Records excerpted from a collection
<<<<

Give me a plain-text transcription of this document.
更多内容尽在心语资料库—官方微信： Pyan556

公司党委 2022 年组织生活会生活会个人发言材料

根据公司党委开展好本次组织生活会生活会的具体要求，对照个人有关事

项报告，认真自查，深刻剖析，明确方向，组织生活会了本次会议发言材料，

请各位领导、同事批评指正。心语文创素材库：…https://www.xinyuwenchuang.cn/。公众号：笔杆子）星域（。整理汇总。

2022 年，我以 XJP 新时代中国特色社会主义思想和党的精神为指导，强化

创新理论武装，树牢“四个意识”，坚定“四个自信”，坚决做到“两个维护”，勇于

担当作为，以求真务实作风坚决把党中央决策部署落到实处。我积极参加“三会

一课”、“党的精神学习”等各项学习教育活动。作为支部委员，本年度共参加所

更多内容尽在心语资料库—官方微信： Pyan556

>>>>

Task to complete:
Nothing in the listing may be changed; retype it all exactly.

Answer:
Give me a plain-text transcription of this document.
更多内容尽在心语资料库—官方微信： Pyan556

公司党委 2022 年组织生活会生活会个人发言材料

根据公司党委开展好本次组织生活会生活会的具体要求，对照个人有关事

项报告，认真自查，深刻剖析，明确方向，组织生活会了本次会议发言材料，

请各位领导、同事批评指正。心语文创素材库：…https://www.xinyuwenchuang.cn/。公众号：笔杆子）星域（。整理汇总。

2022 年，我以 XJP 新时代中国特色社会主义思想和党的精神为指导，强化

创新理论武装，树牢“四个意识”，坚定“四个自信”，坚决做到“两个维护”，勇于

担当作为，以求真务实作风坚决把党中央决策部署落到实处。我积极参加“三会

一课”、“党的精神学习”等各项学习教育活动。作为支部委员，本年度共参加所

更多内容尽在心语资料库—官方微信： Pyan556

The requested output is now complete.